Stored data entries:
#####
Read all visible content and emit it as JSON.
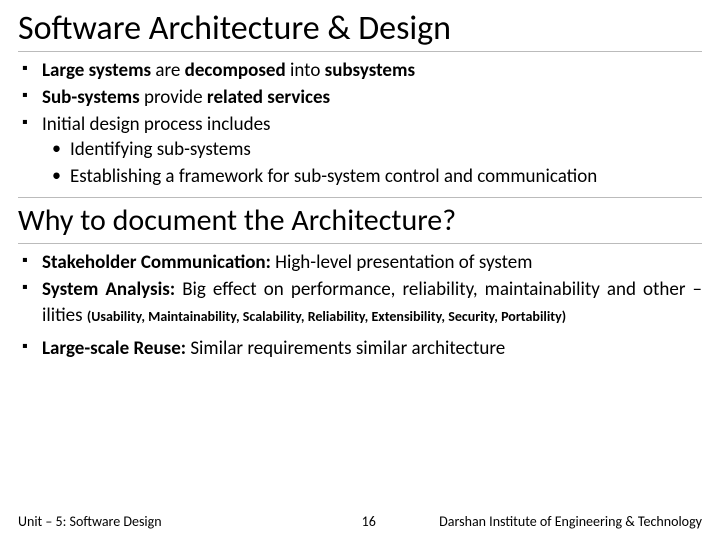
{
  "slide": {
    "title1": "Software Architecture & Design",
    "title2": "Why to document the Architecture?",
    "section1": {
      "b1": {
        "bold1": "Large systems",
        "plain1": " are ",
        "bold2": "decomposed",
        "plain2": " into ",
        "bold3": "subsystems"
      },
      "b2": {
        "bold1": "Sub-systems",
        "plain1": " provide ",
        "bold2": "related services"
      },
      "b3": {
        "plain1": "Initial design process includes"
      },
      "b3a": {
        "plain1": "Identifying sub-systems"
      },
      "b3b": {
        "plain1": "Establishing a framework for sub-system control and communication"
      }
    },
    "section2": {
      "b1": {
        "bold1": "Stakeholder Communication:",
        "plain1": " High-level presentation of system"
      },
      "b2": {
        "bold1": "System Analysis:",
        "plain1": " Big effect on performance, reliability, maintainability and other –ilities ",
        "small1": "(Usability, Maintainability, Scalability, Reliability, Extensibility, Security, Portability)"
      },
      "b3": {
        "bold1": "Large-scale Reuse:",
        "plain1": " Similar requirements similar architecture"
      }
    }
  },
  "footer": {
    "unit": "Unit – 5: Software Design",
    "page": "16",
    "institute": "Darshan Institute of Engineering & Technology"
  }
}
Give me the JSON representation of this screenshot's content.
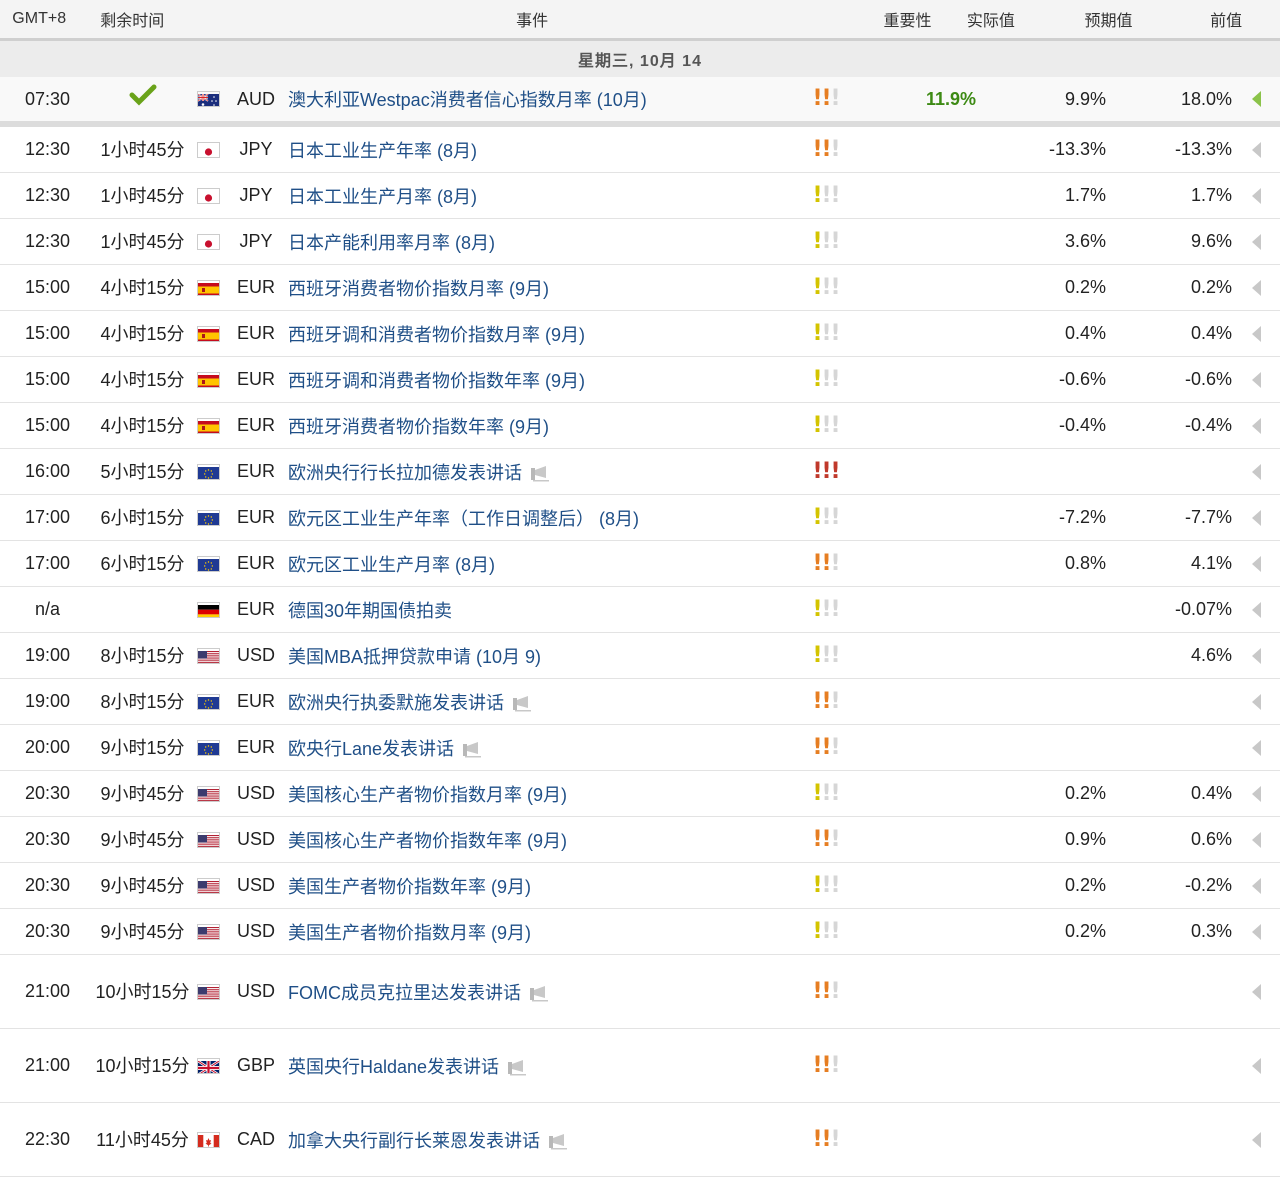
{
  "header": {
    "tz": "GMT+8",
    "remaining": "剩余时间",
    "event": "事件",
    "importance": "重要性",
    "actual": "实际值",
    "forecast": "预期值",
    "previous": "前值"
  },
  "day_label": "星期三, 10月 14",
  "colors": {
    "bang_red": "#c0392b",
    "bang_orange": "#e67e22",
    "bang_yellow": "#d4c400",
    "bang_off": "#d6d6d6",
    "event_link": "#1f4f87",
    "actual_green": "#3d8a14"
  },
  "rows": [
    {
      "time": "07:30",
      "remaining": "",
      "done": true,
      "flag": "au-flag-icon",
      "cur": "AUD",
      "event": "澳大利亚Westpac消费者信心指数月率 (10月)",
      "speech": false,
      "imp": 2,
      "actual": "11.9%",
      "forecast": "9.9%",
      "previous": "18.0%",
      "hl": true
    },
    {
      "time": "12:30",
      "remaining": "1小时45分",
      "flag": "jp-flag-icon",
      "cur": "JPY",
      "event": "日本工业生产年率 (8月)",
      "speech": false,
      "imp": 2,
      "actual": "",
      "forecast": "-13.3%",
      "previous": "-13.3%"
    },
    {
      "time": "12:30",
      "remaining": "1小时45分",
      "flag": "jp-flag-icon",
      "cur": "JPY",
      "event": "日本工业生产月率 (8月)",
      "speech": false,
      "imp": 1,
      "actual": "",
      "forecast": "1.7%",
      "previous": "1.7%"
    },
    {
      "time": "12:30",
      "remaining": "1小时45分",
      "flag": "jp-flag-icon",
      "cur": "JPY",
      "event": "日本产能利用率月率 (8月)",
      "speech": false,
      "imp": 1,
      "actual": "",
      "forecast": "3.6%",
      "previous": "9.6%"
    },
    {
      "time": "15:00",
      "remaining": "4小时15分",
      "flag": "es-flag-icon",
      "cur": "EUR",
      "event": "西班牙消费者物价指数月率 (9月)",
      "speech": false,
      "imp": 1,
      "actual": "",
      "forecast": "0.2%",
      "previous": "0.2%"
    },
    {
      "time": "15:00",
      "remaining": "4小时15分",
      "flag": "es-flag-icon",
      "cur": "EUR",
      "event": "西班牙调和消费者物价指数月率 (9月)",
      "speech": false,
      "imp": 1,
      "actual": "",
      "forecast": "0.4%",
      "previous": "0.4%"
    },
    {
      "time": "15:00",
      "remaining": "4小时15分",
      "flag": "es-flag-icon",
      "cur": "EUR",
      "event": "西班牙调和消费者物价指数年率 (9月)",
      "speech": false,
      "imp": 1,
      "actual": "",
      "forecast": "-0.6%",
      "previous": "-0.6%"
    },
    {
      "time": "15:00",
      "remaining": "4小时15分",
      "flag": "es-flag-icon",
      "cur": "EUR",
      "event": "西班牙消费者物价指数年率 (9月)",
      "speech": false,
      "imp": 1,
      "actual": "",
      "forecast": "-0.4%",
      "previous": "-0.4%"
    },
    {
      "time": "16:00",
      "remaining": "5小时15分",
      "flag": "eu-flag-icon",
      "cur": "EUR",
      "event": "欧洲央行行长拉加德发表讲话",
      "speech": true,
      "imp": 3,
      "actual": "",
      "forecast": "",
      "previous": ""
    },
    {
      "time": "17:00",
      "remaining": "6小时15分",
      "flag": "eu-flag-icon",
      "cur": "EUR",
      "event": "欧元区工业生产年率（工作日调整后） (8月)",
      "speech": false,
      "imp": 1,
      "actual": "",
      "forecast": "-7.2%",
      "previous": "-7.7%"
    },
    {
      "time": "17:00",
      "remaining": "6小时15分",
      "flag": "eu-flag-icon",
      "cur": "EUR",
      "event": "欧元区工业生产月率 (8月)",
      "speech": false,
      "imp": 2,
      "actual": "",
      "forecast": "0.8%",
      "previous": "4.1%"
    },
    {
      "time": "n/a",
      "remaining": "",
      "flag": "de-flag-icon",
      "cur": "EUR",
      "event": "德国30年期国债拍卖",
      "speech": false,
      "imp": 1,
      "actual": "",
      "forecast": "",
      "previous": "-0.07%"
    },
    {
      "time": "19:00",
      "remaining": "8小时15分",
      "flag": "us-flag-icon",
      "cur": "USD",
      "event": "美国MBA抵押贷款申请 (10月 9)",
      "speech": false,
      "imp": 1,
      "actual": "",
      "forecast": "",
      "previous": "4.6%"
    },
    {
      "time": "19:00",
      "remaining": "8小时15分",
      "flag": "eu-flag-icon",
      "cur": "EUR",
      "event": "欧洲央行执委默施发表讲话",
      "speech": true,
      "imp": 2,
      "actual": "",
      "forecast": "",
      "previous": ""
    },
    {
      "time": "20:00",
      "remaining": "9小时15分",
      "flag": "eu-flag-icon",
      "cur": "EUR",
      "event": "欧央行Lane发表讲话",
      "speech": true,
      "imp": 2,
      "actual": "",
      "forecast": "",
      "previous": ""
    },
    {
      "time": "20:30",
      "remaining": "9小时45分",
      "flag": "us-flag-icon",
      "cur": "USD",
      "event": "美国核心生产者物价指数月率 (9月)",
      "speech": false,
      "imp": 1,
      "actual": "",
      "forecast": "0.2%",
      "previous": "0.4%"
    },
    {
      "time": "20:30",
      "remaining": "9小时45分",
      "flag": "us-flag-icon",
      "cur": "USD",
      "event": "美国核心生产者物价指数年率 (9月)",
      "speech": false,
      "imp": 2,
      "actual": "",
      "forecast": "0.9%",
      "previous": "0.6%"
    },
    {
      "time": "20:30",
      "remaining": "9小时45分",
      "flag": "us-flag-icon",
      "cur": "USD",
      "event": "美国生产者物价指数年率 (9月)",
      "speech": false,
      "imp": 1,
      "actual": "",
      "forecast": "0.2%",
      "previous": "-0.2%"
    },
    {
      "time": "20:30",
      "remaining": "9小时45分",
      "flag": "us-flag-icon",
      "cur": "USD",
      "event": "美国生产者物价指数月率 (9月)",
      "speech": false,
      "imp": 1,
      "actual": "",
      "forecast": "0.2%",
      "previous": "0.3%"
    },
    {
      "time": "21:00",
      "remaining": "10小时15分",
      "flag": "us-flag-icon",
      "cur": "USD",
      "event": "FOMC成员克拉里达发表讲话",
      "speech": true,
      "imp": 2,
      "actual": "",
      "forecast": "",
      "previous": "",
      "tall": true
    },
    {
      "time": "21:00",
      "remaining": "10小时15分",
      "flag": "gb-flag-icon",
      "cur": "GBP",
      "event": "英国央行Haldane发表讲话",
      "speech": true,
      "imp": 2,
      "actual": "",
      "forecast": "",
      "previous": "",
      "tall": true
    },
    {
      "time": "22:30",
      "remaining": "11小时45分",
      "flag": "ca-flag-icon",
      "cur": "CAD",
      "event": "加拿大央行副行长莱恩发表讲话",
      "speech": true,
      "imp": 2,
      "actual": "",
      "forecast": "",
      "previous": "",
      "tall": true
    }
  ]
}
#####
> [Work to be completed]
Show the lines of the records that include the string "content".

> [Complete response]
Read all visible content and emit it as JSON.
Give me the JSON representation of this screenshot's content.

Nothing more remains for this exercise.